YOUR GOAL:
Your task is to transcribe the data in full.

══ EXERCISE MATERIALS ══

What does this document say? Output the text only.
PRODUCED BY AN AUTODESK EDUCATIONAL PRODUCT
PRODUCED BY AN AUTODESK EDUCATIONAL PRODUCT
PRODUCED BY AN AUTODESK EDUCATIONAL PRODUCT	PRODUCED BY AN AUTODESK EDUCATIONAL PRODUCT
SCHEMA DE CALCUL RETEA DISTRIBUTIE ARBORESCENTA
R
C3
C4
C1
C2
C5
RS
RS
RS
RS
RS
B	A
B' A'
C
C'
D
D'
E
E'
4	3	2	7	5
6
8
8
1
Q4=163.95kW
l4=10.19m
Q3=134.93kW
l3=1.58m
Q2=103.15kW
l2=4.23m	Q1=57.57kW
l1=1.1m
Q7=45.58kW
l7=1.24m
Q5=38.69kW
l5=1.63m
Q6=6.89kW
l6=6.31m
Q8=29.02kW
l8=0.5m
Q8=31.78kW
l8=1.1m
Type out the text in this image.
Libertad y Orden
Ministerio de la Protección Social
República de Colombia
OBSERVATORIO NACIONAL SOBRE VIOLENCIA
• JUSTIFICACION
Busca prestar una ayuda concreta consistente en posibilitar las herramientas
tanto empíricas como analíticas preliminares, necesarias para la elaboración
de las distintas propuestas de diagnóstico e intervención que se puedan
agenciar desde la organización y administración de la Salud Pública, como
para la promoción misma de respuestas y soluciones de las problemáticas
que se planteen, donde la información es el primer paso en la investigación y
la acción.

═══

TASK OUTPUT:
What does this document say? Output the text only.
PRODUCED BY AN AUTODESK EDUCATIONAL PRODUCT
PRODUCED BY AN AUTODESK EDUCATIONAL PRODUCT
PRODUCED BY AN AUTODESK EDUCATIONAL PRODUCT	PRODUCED BY AN AUTODESK EDUCATIONAL PRODUCT
SCHEMA DE CALCUL RETEA DISTRIBUTIE ARBORESCENTA
R
C3
C4
C1
C2
C5
RS
RS
RS
RS
RS
B	A
B' A'
C
C'
D
D'
E
E'
4	3	2	7	5
6
8
8
1
Q4=163.95kW
l4=10.19m
Q3=134.93kW
l3=1.58m
Q2=103.15kW
l2=4.23m	Q1=57.57kW
l1=1.1m
Q7=45.58kW
l7=1.24m
Q5=38.69kW
l5=1.63m
Q6=6.89kW
l6=6.31m
Q8=29.02kW
l8=0.5m
Q8=31.78kW
l8=1.1m
Type out the text in this image.
Libertad y Orden
Ministerio de la Protección Social
República de Colombia
OBSERVATORIO NACIONAL SOBRE VIOLENCIA
• JUSTIFICACION
Busca prestar una ayuda concreta consistente en posibilitar las herramientas
tanto empíricas como analíticas preliminares, necesarias para la elaboración
de las distintas propuestas de diagnóstico e intervención que se puedan
agenciar desde la organización y administración de la Salud Pública, como
para la promoción misma de respuestas y soluciones de las problemáticas
que se planteen, donde la información es el primer paso en la investigación y
la acción.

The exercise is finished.